- **Directions**:
Return the rows below word for word, leaving out the pictures.

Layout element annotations
* Start *
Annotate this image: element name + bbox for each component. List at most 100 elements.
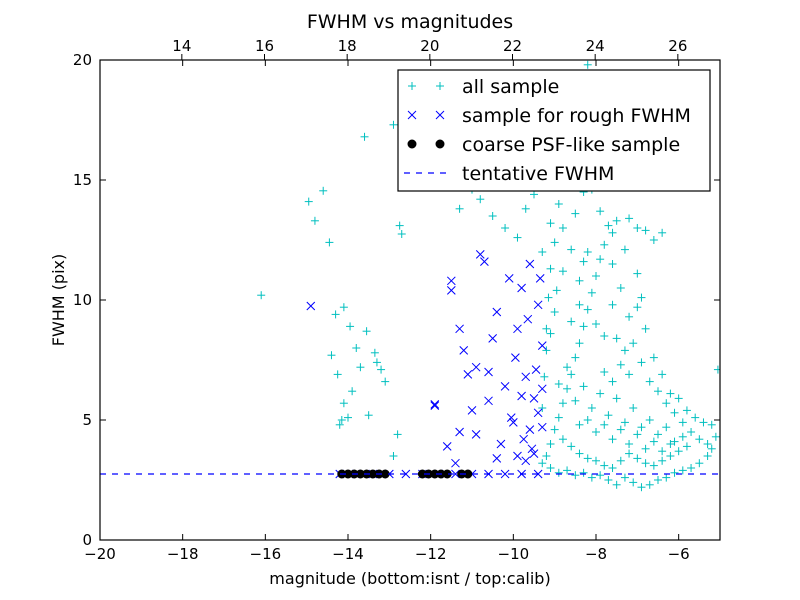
series-0-point-140 xyxy=(625,449,634,458)
top-x-axis: 14 16 18 20 22 24 26 xyxy=(172,37,687,60)
series-0-point-141 xyxy=(633,454,642,463)
series-0-point-84 xyxy=(596,471,605,480)
series-0-point-0 xyxy=(257,291,266,300)
series-0-point-136 xyxy=(592,456,600,465)
series-1-point-13 xyxy=(533,469,543,479)
series-1-point-58 xyxy=(484,396,493,406)
series-0-point-183 xyxy=(616,360,625,369)
series-0-point-55 xyxy=(641,226,650,235)
series-0-point-75 xyxy=(670,468,679,477)
series-0-point-67 xyxy=(707,420,716,429)
series-0-point-128 xyxy=(678,418,687,427)
x-axis-label: magnitude (bottom:isnt / top:calib) xyxy=(269,569,550,588)
series-2 xyxy=(337,469,473,479)
series-1-point-19 xyxy=(455,427,464,437)
series-0-point-65 xyxy=(691,413,700,422)
series-1-point-56 xyxy=(513,451,522,461)
series-0-point-16 xyxy=(360,132,369,141)
top-tick-label-5: 24 xyxy=(586,37,605,55)
series-0-point-125 xyxy=(654,387,662,396)
series-0-point-118 xyxy=(633,303,642,312)
left-y-axis: 0 5 10 15 20 xyxy=(73,51,720,549)
series-0-point-83 xyxy=(604,476,613,484)
series-0-point-73 xyxy=(687,464,696,472)
series-0-point-2 xyxy=(310,216,319,225)
series-0-point-156 xyxy=(620,418,629,427)
series-0-point-178 xyxy=(666,440,675,448)
series-0-point-81 xyxy=(620,473,629,482)
series-0-point-8 xyxy=(335,420,344,429)
series-0-point-181 xyxy=(600,368,609,376)
series-0-point-62 xyxy=(666,389,675,398)
series-1-point-43 xyxy=(529,394,539,403)
series-0-point-166 xyxy=(542,324,551,333)
legend-label-0: all sample xyxy=(462,76,559,98)
series-0-point-133 xyxy=(567,442,576,451)
plot-area xyxy=(100,60,720,492)
series-0-point-79 xyxy=(637,483,646,492)
series-0-point-127 xyxy=(670,408,679,417)
series-0-point-86 xyxy=(579,468,588,477)
series-0-point-170 xyxy=(600,420,609,429)
series-1-point-59 xyxy=(451,458,460,468)
series-0-point-120 xyxy=(612,334,621,343)
series-0-point-121 xyxy=(620,346,629,355)
series-0-point-77 xyxy=(654,476,662,484)
x-tick-label-5: −10 xyxy=(498,545,530,563)
series-0-point-167 xyxy=(544,293,553,302)
y-tick-label-4: 20 xyxy=(73,51,92,69)
series-0-point-101 xyxy=(579,322,588,331)
series-0-point-78 xyxy=(645,480,654,489)
series-0-point-165 xyxy=(540,372,549,381)
series-0-point-53 xyxy=(625,214,634,223)
series-0-point-102 xyxy=(583,305,592,314)
series-0-point-90 xyxy=(546,464,555,472)
series-0-point-171 xyxy=(608,435,617,444)
legend-marker-a-1 xyxy=(407,110,417,120)
series-1-point-40 xyxy=(523,314,533,324)
series-1-point-38 xyxy=(519,434,529,444)
y-tick-label-0: 0 xyxy=(82,531,92,549)
series-0-point-11 xyxy=(339,399,348,408)
series-0-point-159 xyxy=(645,416,654,424)
series-0-point-150 xyxy=(571,396,580,405)
series-1-point-16 xyxy=(442,442,452,451)
series-0-point-152 xyxy=(587,404,596,412)
series-0-point-9 xyxy=(339,303,348,312)
series-1-point-54 xyxy=(492,454,502,463)
series-0-point-24 xyxy=(397,230,406,238)
series-0-point-164 xyxy=(538,404,547,412)
series-1-point-44 xyxy=(531,365,541,374)
series-0-point-21 xyxy=(381,377,390,386)
series-0-point-12 xyxy=(344,413,352,422)
series-0-point-27 xyxy=(356,363,365,372)
top-tick-label-0: 14 xyxy=(172,37,191,55)
series-0-point-7 xyxy=(333,370,342,379)
series-1-point-23 xyxy=(467,406,477,415)
series-0-point-66 xyxy=(699,418,708,427)
y-tick-label-1: 5 xyxy=(82,411,92,429)
legend-entry-0: all sample xyxy=(408,76,559,98)
series-0-point-109 xyxy=(550,308,559,316)
series-0-point-28 xyxy=(370,348,379,357)
series-0-point-56 xyxy=(649,236,658,244)
chart-title: FWHM vs magnitudes xyxy=(307,11,513,33)
series-0-point-54 xyxy=(633,224,642,232)
y-tick-label-3: 15 xyxy=(73,171,92,189)
series-0-point-45 xyxy=(571,209,580,218)
series-0-point-119 xyxy=(637,293,646,302)
series-0-point-43 xyxy=(554,200,563,208)
series-1-point-42 xyxy=(527,444,537,454)
series-0-point-190 xyxy=(558,224,567,232)
series-0-point-38 xyxy=(513,233,522,242)
series-0-point-72 xyxy=(695,459,704,468)
series-1-point-14 xyxy=(430,401,440,410)
series-0-point-64 xyxy=(682,406,691,415)
series-0-point-142 xyxy=(641,459,650,468)
series-0-point-153 xyxy=(596,389,605,398)
series-0-point-145 xyxy=(666,452,675,460)
top-tick-label-2: 18 xyxy=(338,37,357,55)
series-0-point-37 xyxy=(501,224,510,232)
series-0-point-174 xyxy=(633,430,642,439)
legend-marker-b-0 xyxy=(436,82,444,90)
* End *
- **Expected answer**:
Annotate this image: element name + bbox for each component. List at most 100 elements.
series-0-point-140 xyxy=(625,449,634,458)
top-x-axis: 14 16 18 20 22 24 26 xyxy=(172,37,687,60)
series-0-point-141 xyxy=(633,454,642,463)
series-0-point-84 xyxy=(596,471,605,480)
series-0-point-0 xyxy=(257,291,266,300)
series-0-point-136 xyxy=(592,456,600,465)
series-1-point-13 xyxy=(533,469,543,479)
series-1-point-58 xyxy=(484,396,493,406)
series-0-point-183 xyxy=(616,360,625,369)
series-0-point-55 xyxy=(641,226,650,235)
series-0-point-75 xyxy=(670,468,679,477)
series-0-point-67 xyxy=(707,420,716,429)
series-0-point-128 xyxy=(678,418,687,427)
x-axis-label: magnitude (bottom:isnt / top:calib) xyxy=(269,569,550,588)
series-2 xyxy=(337,469,473,479)
series-1-point-19 xyxy=(455,427,464,437)
series-0-point-65 xyxy=(691,413,700,422)
series-1-point-56 xyxy=(513,451,522,461)
series-0-point-16 xyxy=(360,132,369,141)
top-tick-label-5: 24 xyxy=(586,37,605,55)
series-0-point-125 xyxy=(654,387,662,396)
series-0-point-118 xyxy=(633,303,642,312)
left-y-axis: 0 5 10 15 20 xyxy=(73,51,720,549)
series-0-point-83 xyxy=(604,476,613,484)
series-0-point-73 xyxy=(687,464,696,472)
series-0-point-2 xyxy=(310,216,319,225)
series-0-point-156 xyxy=(620,418,629,427)
series-0-point-178 xyxy=(666,440,675,448)
series-0-point-81 xyxy=(620,473,629,482)
series-0-point-8 xyxy=(335,420,344,429)
series-0-point-181 xyxy=(600,368,609,376)
series-0-point-62 xyxy=(666,389,675,398)
series-1-point-43 xyxy=(529,394,539,403)
series-0-point-166 xyxy=(542,324,551,333)
legend-label-0: all sample xyxy=(462,76,559,98)
series-0-point-133 xyxy=(567,442,576,451)
plot-area xyxy=(100,60,720,492)
series-0-point-79 xyxy=(637,483,646,492)
series-0-point-127 xyxy=(670,408,679,417)
series-0-point-86 xyxy=(579,468,588,477)
series-0-point-170 xyxy=(600,420,609,429)
series-1-point-59 xyxy=(451,458,460,468)
series-0-point-120 xyxy=(612,334,621,343)
series-0-point-121 xyxy=(620,346,629,355)
series-0-point-77 xyxy=(654,476,662,484)
x-tick-label-5: −10 xyxy=(498,545,530,563)
series-0-point-167 xyxy=(544,293,553,302)
y-tick-label-4: 20 xyxy=(73,51,92,69)
series-0-point-101 xyxy=(579,322,588,331)
series-0-point-78 xyxy=(645,480,654,489)
series-0-point-165 xyxy=(540,372,549,381)
series-0-point-53 xyxy=(625,214,634,223)
series-0-point-102 xyxy=(583,305,592,314)
series-0-point-90 xyxy=(546,464,555,472)
series-0-point-171 xyxy=(608,435,617,444)
legend-marker-a-1 xyxy=(407,110,417,120)
series-1-point-40 xyxy=(523,314,533,324)
series-1-point-38 xyxy=(519,434,529,444)
y-tick-label-0: 0 xyxy=(82,531,92,549)
series-0-point-11 xyxy=(339,399,348,408)
series-0-point-159 xyxy=(645,416,654,424)
series-0-point-150 xyxy=(571,396,580,405)
series-1-point-16 xyxy=(442,442,452,451)
series-0-point-152 xyxy=(587,404,596,412)
series-0-point-9 xyxy=(339,303,348,312)
series-1-point-54 xyxy=(492,454,502,463)
series-0-point-24 xyxy=(397,230,406,238)
series-0-point-164 xyxy=(538,404,547,412)
series-1-point-44 xyxy=(531,365,541,374)
series-0-point-21 xyxy=(381,377,390,386)
series-0-point-12 xyxy=(344,413,352,422)
series-0-point-27 xyxy=(356,363,365,372)
top-tick-label-0: 14 xyxy=(172,37,191,55)
series-0-point-7 xyxy=(333,370,342,379)
series-1-point-23 xyxy=(467,406,477,415)
series-0-point-66 xyxy=(699,418,708,427)
y-tick-label-1: 5 xyxy=(82,411,92,429)
legend-entry-0: all sample xyxy=(408,76,559,98)
series-0-point-109 xyxy=(550,308,559,316)
series-0-point-28 xyxy=(370,348,379,357)
series-0-point-56 xyxy=(649,236,658,244)
chart-title: FWHM vs magnitudes xyxy=(307,11,513,33)
series-0-point-54 xyxy=(633,224,642,232)
y-tick-label-3: 15 xyxy=(73,171,92,189)
series-0-point-45 xyxy=(571,209,580,218)
series-0-point-119 xyxy=(637,293,646,302)
series-0-point-43 xyxy=(554,200,563,208)
series-1-point-42 xyxy=(527,444,537,454)
series-0-point-190 xyxy=(558,224,567,232)
series-0-point-38 xyxy=(513,233,522,242)
series-0-point-72 xyxy=(695,459,704,468)
series-1-point-14 xyxy=(430,401,440,410)
series-0-point-64 xyxy=(682,406,691,415)
series-0-point-142 xyxy=(641,459,650,468)
series-0-point-153 xyxy=(596,389,605,398)
series-0-point-145 xyxy=(666,452,675,460)
top-tick-label-2: 18 xyxy=(338,37,357,55)
series-0-point-37 xyxy=(501,224,510,232)
series-0-point-174 xyxy=(633,430,642,439)
legend-marker-b-0 xyxy=(436,82,444,90)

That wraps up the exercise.